Work instructions: In the data, return unchanged the part that opens with the line containing "heatmap-cell bbox=[729, 256, 735, 263]" and closes with the line containing "heatmap-cell bbox=[549, 42, 556, 49]", including both of those lines.

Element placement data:
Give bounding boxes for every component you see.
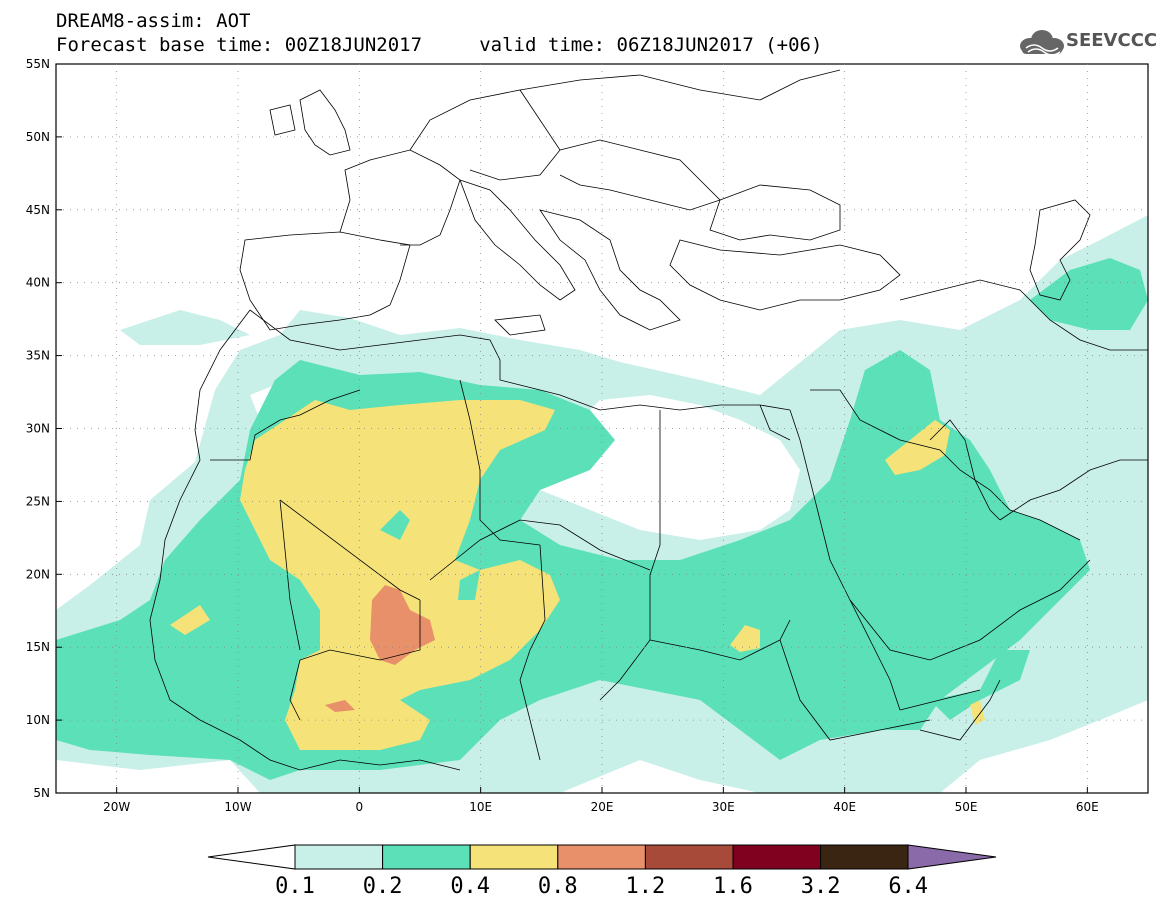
aot-level-0.2 [458,570,480,600]
colorbar-swatch [820,844,909,870]
lat-label: 45N [26,203,50,217]
colorbar-swatch [732,844,822,870]
map-title: DREAM8-assim: AOT [56,10,251,32]
lat-label: 55N [26,57,50,71]
lat-label: 30N [26,422,50,436]
lon-label: 30E [712,800,735,814]
lat-label: 50N [26,130,50,144]
lon-label: 20W [103,800,130,814]
aot-level-0.8 [325,585,435,712]
forecast-time-subtitle: Forecast base time: 00Z18JUN2017 valid t… [56,34,823,56]
lon-label: 20E [591,800,614,814]
colorbar-labels: 0.1 0.2 0.4 0.8 1.2 1.6 3.2 6.4 [275,874,928,899]
colorbar-swatches [294,844,909,870]
colorbar-label: 1.2 [626,874,666,899]
colorbar-swatch [644,844,734,870]
aot-level-0.2 [380,510,410,540]
aot-level-0.4 [170,400,985,750]
colorbar-swatch [557,844,646,870]
colorbar-label: 0.2 [363,874,403,899]
lon-label: 0 [356,800,364,814]
colorbar-label: 0.1 [275,874,315,899]
country-borders [149,69,1148,771]
grid-lines [56,64,1148,793]
axis-ticks: 55N 50N 45N 40N 35N 30N 25N 20N 15N 10N 5N 20W 10W 0 1… [26,57,1099,814]
colorbar-lower-arrow [207,844,296,870]
lat-label: 20N [26,567,50,581]
lon-label: 60E [1076,800,1099,814]
colorbar-upper-arrow [907,844,997,870]
logo-text: SEEVCCC [1066,30,1158,51]
colorbar-swatch [294,844,384,870]
colorbar-label: 0.4 [450,874,490,899]
lat-label: 10N [26,713,50,727]
colorbar-label: 1.6 [713,874,753,899]
lat-label: 15N [26,640,50,654]
lat-label: 25N [26,494,50,508]
cloud-logo-icon [1020,30,1064,56]
lat-label: 5N [33,786,50,800]
colorbar-label: 0.8 [538,874,578,899]
lat-label: 35N [26,349,50,363]
aot-contours [56,69,1148,793]
lon-label: 40E [833,800,856,814]
colorbar-label: 3.2 [801,874,841,899]
colorbar-swatch [469,844,559,870]
lon-label: 50E [955,800,978,814]
colorbar-swatch [382,844,471,870]
colorbar-label: 6.4 [888,874,928,899]
lon-label: 10W [224,800,251,814]
lon-label: 10E [469,800,492,814]
lat-label: 40N [26,276,50,290]
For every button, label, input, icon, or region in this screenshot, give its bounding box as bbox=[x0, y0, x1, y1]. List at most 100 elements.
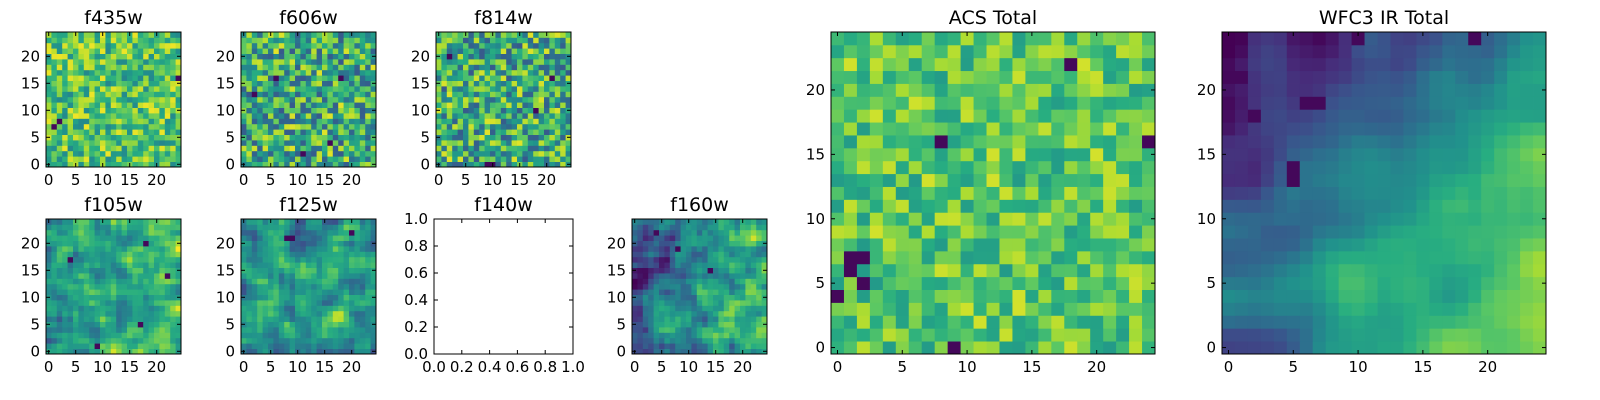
heatmap-cell bbox=[729, 256, 735, 263]
heatmap-cell bbox=[300, 278, 307, 285]
heatmap-cell bbox=[831, 160, 845, 175]
heatmap-cell bbox=[659, 327, 665, 333]
heatmap-cell bbox=[1129, 57, 1143, 72]
heatmap-cell bbox=[89, 219, 95, 225]
heatmap-cell bbox=[637, 289, 644, 295]
heatmap-cell bbox=[495, 42, 502, 49]
heatmap-cell bbox=[500, 113, 507, 119]
heatmap-cell bbox=[164, 219, 171, 225]
heatmap-cell bbox=[62, 32, 68, 38]
heatmap-cell bbox=[544, 53, 550, 60]
heatmap-cell bbox=[100, 53, 106, 60]
heatmap-cell bbox=[370, 246, 377, 252]
heatmap-cell bbox=[560, 161, 566, 168]
heatmap-cell bbox=[94, 145, 101, 152]
heatmap-cell bbox=[1103, 328, 1117, 342]
heatmap-cell bbox=[268, 75, 274, 81]
heatmap-cell bbox=[549, 42, 556, 49]
heatmap-cell bbox=[251, 150, 258, 157]
heatmap-cell bbox=[1064, 173, 1078, 187]
heatmap-cell bbox=[343, 251, 350, 258]
heatmap-cell bbox=[1299, 173, 1314, 187]
heatmap-cell bbox=[707, 229, 714, 236]
heatmap-cell bbox=[78, 294, 85, 301]
y-tick-label: 20 bbox=[216, 47, 235, 65]
heatmap-cell bbox=[565, 37, 572, 44]
heatmap-cell bbox=[745, 294, 752, 301]
heatmap-cell bbox=[305, 240, 312, 247]
heatmap-cell bbox=[549, 64, 556, 71]
heatmap-cell bbox=[116, 294, 122, 301]
heatmap-cell bbox=[322, 118, 328, 125]
heatmap-cell bbox=[565, 123, 572, 130]
heatmap-cell bbox=[51, 219, 58, 225]
heatmap-cell bbox=[1038, 160, 1052, 175]
heatmap-cell bbox=[1077, 70, 1091, 84]
heatmap-cell bbox=[538, 118, 545, 125]
heatmap-cell bbox=[1129, 83, 1143, 97]
heatmap-cell bbox=[713, 224, 719, 231]
axes-frame bbox=[240, 31, 377, 168]
heatmap-cell bbox=[332, 327, 339, 333]
heatmap-cell bbox=[343, 59, 350, 65]
heatmap-cell bbox=[143, 32, 149, 38]
heatmap-cell bbox=[527, 80, 534, 87]
heatmap-cell bbox=[246, 273, 253, 279]
heatmap-cell bbox=[62, 240, 68, 247]
heatmap-cell bbox=[159, 343, 166, 349]
heatmap-cell bbox=[51, 267, 58, 274]
heatmap-cell bbox=[664, 273, 671, 279]
heatmap-cell bbox=[56, 118, 63, 125]
heatmap-cell bbox=[62, 332, 68, 339]
x-tick-label: 15 bbox=[1022, 358, 1041, 376]
heatmap-cell bbox=[316, 48, 323, 54]
heatmap-cell bbox=[696, 310, 703, 317]
heatmap-cell bbox=[257, 343, 263, 349]
heatmap-cell bbox=[1090, 173, 1104, 187]
heatmap-cell bbox=[311, 129, 317, 135]
heatmap-cell bbox=[484, 140, 491, 146]
heatmap-cell bbox=[1247, 341, 1262, 355]
heatmap-cell bbox=[148, 343, 155, 349]
heatmap-cell bbox=[121, 235, 128, 241]
heatmap-cell bbox=[154, 134, 160, 141]
heatmap-cell bbox=[1286, 302, 1301, 316]
heatmap-cell bbox=[1299, 302, 1314, 316]
heatmap-cell bbox=[78, 140, 85, 146]
heatmap-cell bbox=[517, 113, 523, 119]
heatmap-cell bbox=[284, 123, 290, 130]
heatmap-cell bbox=[506, 161, 512, 168]
heatmap-cell bbox=[94, 102, 101, 108]
heatmap-cell bbox=[78, 305, 85, 312]
heatmap-cell bbox=[327, 42, 334, 49]
heatmap-cell bbox=[1038, 109, 1052, 123]
heatmap-cell bbox=[67, 219, 74, 225]
heatmap-cell bbox=[707, 327, 714, 333]
heatmap-cell bbox=[533, 75, 539, 81]
heatmap-cell bbox=[522, 156, 529, 162]
heatmap-cell bbox=[67, 316, 74, 322]
heatmap-cell bbox=[457, 75, 464, 81]
heatmap-cell bbox=[484, 42, 491, 49]
heatmap-cell bbox=[143, 235, 149, 241]
heatmap-cell bbox=[527, 140, 534, 146]
heatmap-cell bbox=[479, 145, 485, 152]
heatmap-cell bbox=[1090, 96, 1104, 110]
heatmap-cell bbox=[164, 37, 171, 44]
heatmap-cell bbox=[46, 129, 52, 135]
heatmap-cell bbox=[67, 278, 74, 285]
heatmap-cell bbox=[533, 129, 539, 135]
heatmap-cell bbox=[137, 348, 144, 355]
heatmap-cell bbox=[268, 273, 274, 279]
heatmap-cell bbox=[921, 160, 936, 175]
heatmap-cell bbox=[359, 240, 366, 247]
heatmap-cell bbox=[241, 102, 247, 108]
heatmap-cell bbox=[73, 256, 79, 263]
heatmap-cell bbox=[490, 118, 496, 125]
heatmap-cell bbox=[246, 278, 253, 285]
heatmap-cell bbox=[170, 229, 176, 236]
heatmap-cell bbox=[316, 96, 323, 103]
heatmap-cell bbox=[121, 113, 128, 119]
x-tick-label: 5 bbox=[71, 358, 81, 376]
heatmap-cell bbox=[46, 156, 52, 162]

Answer for the task:
heatmap-cell bbox=[729, 256, 735, 263]
heatmap-cell bbox=[300, 278, 307, 285]
heatmap-cell bbox=[831, 160, 845, 175]
heatmap-cell bbox=[659, 327, 665, 333]
heatmap-cell bbox=[1129, 57, 1143, 72]
heatmap-cell bbox=[89, 219, 95, 225]
heatmap-cell bbox=[637, 289, 644, 295]
heatmap-cell bbox=[495, 42, 502, 49]
heatmap-cell bbox=[500, 113, 507, 119]
heatmap-cell bbox=[164, 219, 171, 225]
heatmap-cell bbox=[62, 32, 68, 38]
heatmap-cell bbox=[544, 53, 550, 60]
heatmap-cell bbox=[100, 53, 106, 60]
heatmap-cell bbox=[370, 246, 377, 252]
heatmap-cell bbox=[560, 161, 566, 168]
heatmap-cell bbox=[94, 145, 101, 152]
heatmap-cell bbox=[1103, 328, 1117, 342]
heatmap-cell bbox=[268, 75, 274, 81]
heatmap-cell bbox=[549, 42, 556, 49]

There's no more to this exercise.